### DO THIS:
Locate the word "主な国名一覧" in the entries below, then gather every line that holds it.
-- START OF DATA SECTION --
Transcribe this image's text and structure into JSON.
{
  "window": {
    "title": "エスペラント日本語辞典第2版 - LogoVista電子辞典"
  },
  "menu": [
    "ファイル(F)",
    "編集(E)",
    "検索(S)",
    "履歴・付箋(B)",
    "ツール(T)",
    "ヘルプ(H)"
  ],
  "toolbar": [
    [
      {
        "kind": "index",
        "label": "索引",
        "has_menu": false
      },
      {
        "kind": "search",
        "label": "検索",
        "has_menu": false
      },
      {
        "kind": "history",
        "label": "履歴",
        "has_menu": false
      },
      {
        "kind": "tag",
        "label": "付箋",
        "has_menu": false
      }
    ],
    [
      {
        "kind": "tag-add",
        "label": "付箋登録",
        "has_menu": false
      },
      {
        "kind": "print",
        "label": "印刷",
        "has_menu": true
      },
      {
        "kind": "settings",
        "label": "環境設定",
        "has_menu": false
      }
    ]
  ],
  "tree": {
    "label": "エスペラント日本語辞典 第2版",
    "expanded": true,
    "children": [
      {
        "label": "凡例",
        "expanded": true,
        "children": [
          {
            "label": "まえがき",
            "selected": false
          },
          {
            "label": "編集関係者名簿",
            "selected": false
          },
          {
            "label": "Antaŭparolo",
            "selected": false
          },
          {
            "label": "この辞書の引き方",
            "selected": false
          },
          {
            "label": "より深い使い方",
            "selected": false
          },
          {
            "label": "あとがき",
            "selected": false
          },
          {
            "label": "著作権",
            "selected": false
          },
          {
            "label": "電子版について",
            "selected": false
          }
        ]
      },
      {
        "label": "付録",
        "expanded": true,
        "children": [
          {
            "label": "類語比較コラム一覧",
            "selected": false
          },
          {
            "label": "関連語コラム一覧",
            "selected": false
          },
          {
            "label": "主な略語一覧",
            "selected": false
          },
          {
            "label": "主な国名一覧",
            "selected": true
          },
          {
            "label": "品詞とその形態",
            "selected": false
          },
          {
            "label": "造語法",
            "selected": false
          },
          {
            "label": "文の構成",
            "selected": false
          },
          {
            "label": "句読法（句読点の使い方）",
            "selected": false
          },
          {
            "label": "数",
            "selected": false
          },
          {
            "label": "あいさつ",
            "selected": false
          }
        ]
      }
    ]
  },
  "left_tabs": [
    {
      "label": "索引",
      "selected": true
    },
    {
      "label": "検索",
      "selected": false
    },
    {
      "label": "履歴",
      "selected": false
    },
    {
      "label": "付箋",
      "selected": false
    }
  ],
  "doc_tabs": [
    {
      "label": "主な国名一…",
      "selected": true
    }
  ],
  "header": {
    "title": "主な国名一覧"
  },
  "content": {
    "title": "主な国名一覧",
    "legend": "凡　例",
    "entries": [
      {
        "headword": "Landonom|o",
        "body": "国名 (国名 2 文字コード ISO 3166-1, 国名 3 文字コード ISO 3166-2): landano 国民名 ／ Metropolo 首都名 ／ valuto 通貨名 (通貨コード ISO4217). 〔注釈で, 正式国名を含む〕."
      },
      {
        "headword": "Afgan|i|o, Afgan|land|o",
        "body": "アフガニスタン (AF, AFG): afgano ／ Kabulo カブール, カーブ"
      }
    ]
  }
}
-- END OF DATA SECTION --
### ANSWER BELOW:
            "label": "主な国名一覧",
    "title": "主な国名一覧"
    "title": "主な国名一覧",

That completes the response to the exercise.